[Items from a dataset]
★ ★ ★ ★
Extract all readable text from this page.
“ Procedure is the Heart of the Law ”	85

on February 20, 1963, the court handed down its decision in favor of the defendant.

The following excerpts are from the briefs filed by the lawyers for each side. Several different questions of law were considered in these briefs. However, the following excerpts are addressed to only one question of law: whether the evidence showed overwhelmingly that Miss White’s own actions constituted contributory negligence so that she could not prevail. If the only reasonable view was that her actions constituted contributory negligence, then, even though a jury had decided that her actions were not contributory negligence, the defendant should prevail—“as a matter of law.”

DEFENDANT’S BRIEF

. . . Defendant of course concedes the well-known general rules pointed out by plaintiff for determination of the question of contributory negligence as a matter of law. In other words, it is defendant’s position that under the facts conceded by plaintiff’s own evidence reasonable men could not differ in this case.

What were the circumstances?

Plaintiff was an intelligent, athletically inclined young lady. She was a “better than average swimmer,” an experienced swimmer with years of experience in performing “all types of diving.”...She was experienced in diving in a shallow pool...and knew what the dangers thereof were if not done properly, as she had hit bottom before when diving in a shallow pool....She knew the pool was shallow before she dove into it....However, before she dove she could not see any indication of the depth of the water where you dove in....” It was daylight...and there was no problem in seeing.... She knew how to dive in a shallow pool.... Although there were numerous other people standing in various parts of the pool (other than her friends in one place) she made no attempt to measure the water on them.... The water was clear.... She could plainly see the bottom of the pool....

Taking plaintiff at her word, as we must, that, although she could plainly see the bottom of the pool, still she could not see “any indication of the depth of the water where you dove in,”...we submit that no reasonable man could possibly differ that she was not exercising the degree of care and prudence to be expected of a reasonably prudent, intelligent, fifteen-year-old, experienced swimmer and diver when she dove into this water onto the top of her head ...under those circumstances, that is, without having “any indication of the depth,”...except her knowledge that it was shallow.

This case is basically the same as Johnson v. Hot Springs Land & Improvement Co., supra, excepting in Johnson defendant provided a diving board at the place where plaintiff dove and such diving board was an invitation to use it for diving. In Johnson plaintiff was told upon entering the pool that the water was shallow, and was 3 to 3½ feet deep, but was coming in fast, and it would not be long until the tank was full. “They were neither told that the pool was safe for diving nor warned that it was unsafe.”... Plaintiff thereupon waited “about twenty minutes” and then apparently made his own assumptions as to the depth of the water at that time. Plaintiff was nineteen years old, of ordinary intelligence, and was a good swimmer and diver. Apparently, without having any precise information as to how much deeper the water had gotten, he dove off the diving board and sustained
★ ★ ★ ★
Your instructions
Extract each entry in full and write it down exactly.

Result of the exercise
Extract all readable text from this page.
“ Procedure is the Heart of the Law ”	85

on February 20, 1963, the court handed down its decision in favor of the defendant.

The following excerpts are from the briefs filed by the lawyers for each side. Several different questions of law were considered in these briefs. However, the following excerpts are addressed to only one question of law: whether the evidence showed overwhelmingly that Miss White’s own actions constituted contributory negligence so that she could not prevail. If the only reasonable view was that her actions constituted contributory negligence, then, even though a jury had decided that her actions were not contributory negligence, the defendant should prevail—“as a matter of law.”

DEFENDANT’S BRIEF

. . . Defendant of course concedes the well-known general rules pointed out by plaintiff for determination of the question of contributory negligence as a matter of law. In other words, it is defendant’s position that under the facts conceded by plaintiff’s own evidence reasonable men could not differ in this case.

What were the circumstances?

Plaintiff was an intelligent, athletically inclined young lady. She was a “better than average swimmer,” an experienced swimmer with years of experience in performing “all types of diving.”...She was experienced in diving in a shallow pool...and knew what the dangers thereof were if not done properly, as she had hit bottom before when diving in a shallow pool....She knew the pool was shallow before she dove into it....However, before she dove she could not see any indication of the depth of the water where you dove in....” It was daylight...and there was no problem in seeing.... She knew how to dive in a shallow pool.... Although there were numerous other people standing in various parts of the pool (other than her friends in one place) she made no attempt to measure the water on them.... The water was clear.... She could plainly see the bottom of the pool....

Taking plaintiff at her word, as we must, that, although she could plainly see the bottom of the pool, still she could not see “any indication of the depth of the water where you dove in,”...we submit that no reasonable man could possibly differ that she was not exercising the degree of care and prudence to be expected of a reasonably prudent, intelligent, fifteen-year-old, experienced swimmer and diver when she dove into this water onto the top of her head ...under those circumstances, that is, without having “any indication of the depth,”...except her knowledge that it was shallow.

This case is basically the same as Johnson v. Hot Springs Land & Improvement Co., supra, excepting in Johnson defendant provided a diving board at the place where plaintiff dove and such diving board was an invitation to use it for diving. In Johnson plaintiff was told upon entering the pool that the water was shallow, and was 3 to 3½ feet deep, but was coming in fast, and it would not be long until the tank was full. “They were neither told that the pool was safe for diving nor warned that it was unsafe.”... Plaintiff thereupon waited “about twenty minutes” and then apparently made his own assumptions as to the depth of the water at that time. Plaintiff was nineteen years old, of ordinary intelligence, and was a good swimmer and diver. Apparently, without having any precise information as to how much deeper the water had gotten, he dove off the diving board and sustained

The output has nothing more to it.